## TASK DESCRIPTION
Comb through the entries for "JSON" and pull out each line that holds it.

## ENTRIES PROVIDED
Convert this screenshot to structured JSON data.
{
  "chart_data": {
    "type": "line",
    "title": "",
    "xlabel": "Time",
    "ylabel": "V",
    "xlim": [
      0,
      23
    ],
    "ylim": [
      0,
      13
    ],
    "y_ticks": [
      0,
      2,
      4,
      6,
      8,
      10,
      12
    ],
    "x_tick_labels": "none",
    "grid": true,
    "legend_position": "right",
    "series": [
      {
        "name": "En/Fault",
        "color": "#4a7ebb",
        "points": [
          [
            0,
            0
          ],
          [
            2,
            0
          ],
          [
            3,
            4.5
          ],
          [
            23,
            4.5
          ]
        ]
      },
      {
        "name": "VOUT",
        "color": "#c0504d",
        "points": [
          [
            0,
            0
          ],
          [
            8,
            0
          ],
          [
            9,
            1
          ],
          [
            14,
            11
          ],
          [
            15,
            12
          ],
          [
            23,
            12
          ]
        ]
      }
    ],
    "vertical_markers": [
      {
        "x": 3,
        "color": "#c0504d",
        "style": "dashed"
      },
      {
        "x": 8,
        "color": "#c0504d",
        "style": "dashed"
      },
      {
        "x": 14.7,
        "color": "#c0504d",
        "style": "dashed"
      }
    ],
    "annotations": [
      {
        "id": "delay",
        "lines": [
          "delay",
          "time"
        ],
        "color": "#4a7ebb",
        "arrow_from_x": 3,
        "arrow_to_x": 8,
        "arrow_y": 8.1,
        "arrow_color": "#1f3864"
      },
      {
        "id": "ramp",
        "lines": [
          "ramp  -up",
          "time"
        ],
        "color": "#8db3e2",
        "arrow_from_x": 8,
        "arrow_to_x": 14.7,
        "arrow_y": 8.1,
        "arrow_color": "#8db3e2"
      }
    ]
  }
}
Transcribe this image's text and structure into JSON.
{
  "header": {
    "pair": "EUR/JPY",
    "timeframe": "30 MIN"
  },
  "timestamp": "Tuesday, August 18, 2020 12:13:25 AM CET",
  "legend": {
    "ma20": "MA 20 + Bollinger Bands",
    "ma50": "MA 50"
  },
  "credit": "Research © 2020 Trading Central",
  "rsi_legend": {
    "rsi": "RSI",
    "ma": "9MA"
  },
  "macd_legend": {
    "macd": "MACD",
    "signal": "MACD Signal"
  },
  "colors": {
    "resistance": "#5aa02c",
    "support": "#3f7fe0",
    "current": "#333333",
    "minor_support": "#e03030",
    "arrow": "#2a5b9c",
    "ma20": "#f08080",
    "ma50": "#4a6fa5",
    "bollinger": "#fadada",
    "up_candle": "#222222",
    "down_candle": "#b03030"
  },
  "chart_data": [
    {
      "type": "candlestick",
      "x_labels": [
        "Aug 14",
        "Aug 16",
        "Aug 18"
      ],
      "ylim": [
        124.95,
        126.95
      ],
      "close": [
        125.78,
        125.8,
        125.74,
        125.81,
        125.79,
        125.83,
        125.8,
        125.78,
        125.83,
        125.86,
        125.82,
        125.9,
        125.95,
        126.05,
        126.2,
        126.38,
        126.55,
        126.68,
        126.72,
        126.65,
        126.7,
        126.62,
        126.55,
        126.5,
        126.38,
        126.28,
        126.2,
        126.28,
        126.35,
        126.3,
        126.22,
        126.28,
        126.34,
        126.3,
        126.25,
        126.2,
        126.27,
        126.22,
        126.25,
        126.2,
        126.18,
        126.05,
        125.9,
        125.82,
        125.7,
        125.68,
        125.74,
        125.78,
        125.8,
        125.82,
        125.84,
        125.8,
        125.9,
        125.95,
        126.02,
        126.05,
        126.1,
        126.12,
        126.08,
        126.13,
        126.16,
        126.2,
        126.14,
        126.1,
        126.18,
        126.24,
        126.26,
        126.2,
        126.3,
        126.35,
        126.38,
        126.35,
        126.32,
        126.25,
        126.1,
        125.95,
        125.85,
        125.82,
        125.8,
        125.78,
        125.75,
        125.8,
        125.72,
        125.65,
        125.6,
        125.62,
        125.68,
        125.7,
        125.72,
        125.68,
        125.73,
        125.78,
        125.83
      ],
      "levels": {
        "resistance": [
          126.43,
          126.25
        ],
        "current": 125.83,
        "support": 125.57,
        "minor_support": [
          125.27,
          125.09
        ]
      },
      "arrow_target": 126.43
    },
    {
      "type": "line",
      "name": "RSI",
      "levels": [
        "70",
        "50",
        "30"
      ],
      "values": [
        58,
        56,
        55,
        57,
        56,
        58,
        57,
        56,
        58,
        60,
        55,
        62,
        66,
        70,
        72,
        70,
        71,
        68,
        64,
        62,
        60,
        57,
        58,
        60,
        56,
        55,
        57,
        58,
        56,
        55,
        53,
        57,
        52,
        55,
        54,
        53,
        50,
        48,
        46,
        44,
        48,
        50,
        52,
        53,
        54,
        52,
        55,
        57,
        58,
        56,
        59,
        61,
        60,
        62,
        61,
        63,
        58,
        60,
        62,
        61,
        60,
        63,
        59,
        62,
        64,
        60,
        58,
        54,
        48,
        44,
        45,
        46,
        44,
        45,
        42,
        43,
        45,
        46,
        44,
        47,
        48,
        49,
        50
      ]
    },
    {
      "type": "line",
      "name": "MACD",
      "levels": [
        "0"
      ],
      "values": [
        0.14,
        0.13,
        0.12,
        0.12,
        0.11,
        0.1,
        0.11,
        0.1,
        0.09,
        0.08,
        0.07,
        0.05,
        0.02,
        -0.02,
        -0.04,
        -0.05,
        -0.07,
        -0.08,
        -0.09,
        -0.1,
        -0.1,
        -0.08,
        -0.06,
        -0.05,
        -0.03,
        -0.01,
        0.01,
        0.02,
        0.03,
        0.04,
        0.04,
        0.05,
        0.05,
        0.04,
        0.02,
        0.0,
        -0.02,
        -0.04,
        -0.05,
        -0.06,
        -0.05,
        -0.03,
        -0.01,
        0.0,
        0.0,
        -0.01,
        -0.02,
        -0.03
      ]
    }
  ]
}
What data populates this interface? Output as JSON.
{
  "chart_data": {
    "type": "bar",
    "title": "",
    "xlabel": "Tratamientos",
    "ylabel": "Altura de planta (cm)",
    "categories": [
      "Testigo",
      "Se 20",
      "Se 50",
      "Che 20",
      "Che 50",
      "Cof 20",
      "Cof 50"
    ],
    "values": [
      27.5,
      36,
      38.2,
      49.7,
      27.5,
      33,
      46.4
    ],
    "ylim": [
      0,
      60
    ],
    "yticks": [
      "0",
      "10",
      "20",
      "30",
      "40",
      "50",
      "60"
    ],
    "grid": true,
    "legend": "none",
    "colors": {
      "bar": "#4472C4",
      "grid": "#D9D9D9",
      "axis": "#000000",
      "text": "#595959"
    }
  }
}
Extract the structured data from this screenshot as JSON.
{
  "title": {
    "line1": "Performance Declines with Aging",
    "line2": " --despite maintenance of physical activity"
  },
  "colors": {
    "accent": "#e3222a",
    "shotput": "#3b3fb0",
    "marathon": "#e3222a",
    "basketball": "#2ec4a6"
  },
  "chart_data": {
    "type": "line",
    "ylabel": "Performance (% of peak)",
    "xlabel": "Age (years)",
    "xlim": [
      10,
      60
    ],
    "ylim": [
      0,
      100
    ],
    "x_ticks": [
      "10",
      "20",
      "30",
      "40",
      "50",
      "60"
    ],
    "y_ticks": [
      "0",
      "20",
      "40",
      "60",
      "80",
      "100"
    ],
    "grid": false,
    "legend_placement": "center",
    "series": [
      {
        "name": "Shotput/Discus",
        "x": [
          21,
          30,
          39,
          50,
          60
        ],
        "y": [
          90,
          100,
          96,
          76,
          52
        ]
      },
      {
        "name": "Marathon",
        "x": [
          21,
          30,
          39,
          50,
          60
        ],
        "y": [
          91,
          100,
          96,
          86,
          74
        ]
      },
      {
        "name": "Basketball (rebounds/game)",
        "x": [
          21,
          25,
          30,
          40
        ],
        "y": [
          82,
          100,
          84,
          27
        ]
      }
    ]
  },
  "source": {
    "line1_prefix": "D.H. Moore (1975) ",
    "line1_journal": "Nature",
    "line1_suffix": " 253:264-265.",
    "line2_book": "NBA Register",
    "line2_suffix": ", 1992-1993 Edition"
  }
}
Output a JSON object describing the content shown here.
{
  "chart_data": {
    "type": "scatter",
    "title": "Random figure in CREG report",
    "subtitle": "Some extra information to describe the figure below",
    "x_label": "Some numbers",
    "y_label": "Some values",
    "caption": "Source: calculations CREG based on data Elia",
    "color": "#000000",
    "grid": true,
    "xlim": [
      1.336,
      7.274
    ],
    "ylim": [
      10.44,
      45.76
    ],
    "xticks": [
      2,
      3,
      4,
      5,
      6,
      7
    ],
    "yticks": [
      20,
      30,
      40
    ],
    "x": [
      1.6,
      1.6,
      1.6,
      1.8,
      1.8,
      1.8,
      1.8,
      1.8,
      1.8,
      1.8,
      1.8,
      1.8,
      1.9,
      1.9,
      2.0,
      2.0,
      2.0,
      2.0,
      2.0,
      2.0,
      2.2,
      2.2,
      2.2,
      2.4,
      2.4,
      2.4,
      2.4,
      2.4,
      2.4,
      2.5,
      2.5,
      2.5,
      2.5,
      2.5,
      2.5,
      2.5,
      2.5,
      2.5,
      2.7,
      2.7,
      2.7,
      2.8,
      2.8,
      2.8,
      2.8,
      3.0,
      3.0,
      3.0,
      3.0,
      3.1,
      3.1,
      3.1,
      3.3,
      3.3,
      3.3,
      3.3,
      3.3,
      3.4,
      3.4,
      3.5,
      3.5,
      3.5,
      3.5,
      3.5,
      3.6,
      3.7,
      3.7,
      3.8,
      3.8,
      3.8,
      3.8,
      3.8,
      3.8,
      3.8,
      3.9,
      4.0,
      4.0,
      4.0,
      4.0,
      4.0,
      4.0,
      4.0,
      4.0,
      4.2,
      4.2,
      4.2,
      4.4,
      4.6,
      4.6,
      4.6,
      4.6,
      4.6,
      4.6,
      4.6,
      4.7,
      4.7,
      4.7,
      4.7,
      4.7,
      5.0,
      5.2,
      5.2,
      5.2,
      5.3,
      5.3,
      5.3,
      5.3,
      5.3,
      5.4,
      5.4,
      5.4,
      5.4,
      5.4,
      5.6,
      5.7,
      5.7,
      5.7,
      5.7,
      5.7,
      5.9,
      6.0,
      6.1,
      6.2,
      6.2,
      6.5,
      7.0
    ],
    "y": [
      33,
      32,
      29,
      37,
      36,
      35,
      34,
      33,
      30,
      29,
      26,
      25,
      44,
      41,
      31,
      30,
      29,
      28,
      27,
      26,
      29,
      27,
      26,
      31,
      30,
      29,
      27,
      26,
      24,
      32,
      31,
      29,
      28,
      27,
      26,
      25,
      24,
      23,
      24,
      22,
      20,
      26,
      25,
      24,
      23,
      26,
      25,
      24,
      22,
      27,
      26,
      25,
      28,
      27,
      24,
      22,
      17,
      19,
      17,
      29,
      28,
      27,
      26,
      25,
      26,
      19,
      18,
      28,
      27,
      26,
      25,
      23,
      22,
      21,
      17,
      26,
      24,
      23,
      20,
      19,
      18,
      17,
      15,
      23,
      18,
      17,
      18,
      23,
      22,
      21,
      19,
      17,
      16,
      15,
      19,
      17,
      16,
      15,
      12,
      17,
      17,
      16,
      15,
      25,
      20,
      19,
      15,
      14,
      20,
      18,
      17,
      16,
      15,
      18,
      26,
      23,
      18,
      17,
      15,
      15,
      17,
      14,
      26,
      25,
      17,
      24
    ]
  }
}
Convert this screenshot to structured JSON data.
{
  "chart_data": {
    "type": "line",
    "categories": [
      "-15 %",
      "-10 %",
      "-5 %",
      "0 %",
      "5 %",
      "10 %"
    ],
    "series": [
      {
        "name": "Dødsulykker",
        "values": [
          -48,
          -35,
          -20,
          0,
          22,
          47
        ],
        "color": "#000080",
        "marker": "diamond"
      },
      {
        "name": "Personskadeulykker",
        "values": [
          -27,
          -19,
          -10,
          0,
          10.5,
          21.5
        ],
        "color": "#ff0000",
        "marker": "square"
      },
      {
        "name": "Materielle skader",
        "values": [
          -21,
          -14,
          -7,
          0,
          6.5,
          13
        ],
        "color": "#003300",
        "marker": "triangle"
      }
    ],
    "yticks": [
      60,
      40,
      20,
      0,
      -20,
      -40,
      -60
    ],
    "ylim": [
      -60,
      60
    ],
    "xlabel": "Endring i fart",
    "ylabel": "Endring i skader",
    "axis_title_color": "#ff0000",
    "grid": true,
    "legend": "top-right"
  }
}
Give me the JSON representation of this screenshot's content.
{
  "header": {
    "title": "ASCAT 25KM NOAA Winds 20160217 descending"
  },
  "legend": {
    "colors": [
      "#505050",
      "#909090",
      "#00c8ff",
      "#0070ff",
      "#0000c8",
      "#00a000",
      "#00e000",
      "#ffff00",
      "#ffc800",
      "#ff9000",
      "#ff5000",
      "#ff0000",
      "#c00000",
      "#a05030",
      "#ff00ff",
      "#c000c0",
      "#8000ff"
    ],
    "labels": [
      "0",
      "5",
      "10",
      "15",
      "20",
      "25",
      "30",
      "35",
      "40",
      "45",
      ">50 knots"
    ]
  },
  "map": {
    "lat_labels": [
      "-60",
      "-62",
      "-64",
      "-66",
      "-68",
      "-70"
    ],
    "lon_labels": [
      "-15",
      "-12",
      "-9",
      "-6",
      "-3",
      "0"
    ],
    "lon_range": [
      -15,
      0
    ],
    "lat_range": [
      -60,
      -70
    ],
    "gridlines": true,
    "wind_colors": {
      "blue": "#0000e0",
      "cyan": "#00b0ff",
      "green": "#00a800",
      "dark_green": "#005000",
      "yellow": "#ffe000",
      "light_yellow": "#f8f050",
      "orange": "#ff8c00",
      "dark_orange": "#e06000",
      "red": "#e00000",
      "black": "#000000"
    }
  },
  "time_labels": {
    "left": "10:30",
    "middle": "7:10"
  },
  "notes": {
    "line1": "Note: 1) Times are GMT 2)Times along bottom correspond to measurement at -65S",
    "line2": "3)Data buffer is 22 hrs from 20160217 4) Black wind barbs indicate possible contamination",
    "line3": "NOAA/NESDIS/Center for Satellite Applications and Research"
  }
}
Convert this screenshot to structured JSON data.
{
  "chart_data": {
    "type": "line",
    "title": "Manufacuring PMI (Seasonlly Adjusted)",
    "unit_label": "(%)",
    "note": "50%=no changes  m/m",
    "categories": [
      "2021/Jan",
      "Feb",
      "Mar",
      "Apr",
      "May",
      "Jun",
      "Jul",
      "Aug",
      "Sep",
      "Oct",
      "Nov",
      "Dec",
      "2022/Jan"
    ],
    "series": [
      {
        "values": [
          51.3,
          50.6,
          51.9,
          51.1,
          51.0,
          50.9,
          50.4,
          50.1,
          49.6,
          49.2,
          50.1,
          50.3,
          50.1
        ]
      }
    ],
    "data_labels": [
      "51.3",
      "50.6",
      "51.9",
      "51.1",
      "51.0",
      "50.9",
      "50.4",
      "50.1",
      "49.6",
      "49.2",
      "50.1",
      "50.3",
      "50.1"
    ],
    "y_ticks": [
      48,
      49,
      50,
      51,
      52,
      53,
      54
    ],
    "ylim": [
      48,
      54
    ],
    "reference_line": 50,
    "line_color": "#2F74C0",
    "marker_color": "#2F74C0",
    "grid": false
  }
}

## COMPLETE RESPONSE
Convert this screenshot to structured JSON data.
Transcribe this image's text and structure into JSON.
What data populates this interface? Output as JSON.
Extract the structured data from this screenshot as JSON.
Output a JSON object describing the content shown here.
Convert this screenshot to structured JSON data.
Give me the JSON representation of this screenshot's content.
Convert this screenshot to structured JSON data.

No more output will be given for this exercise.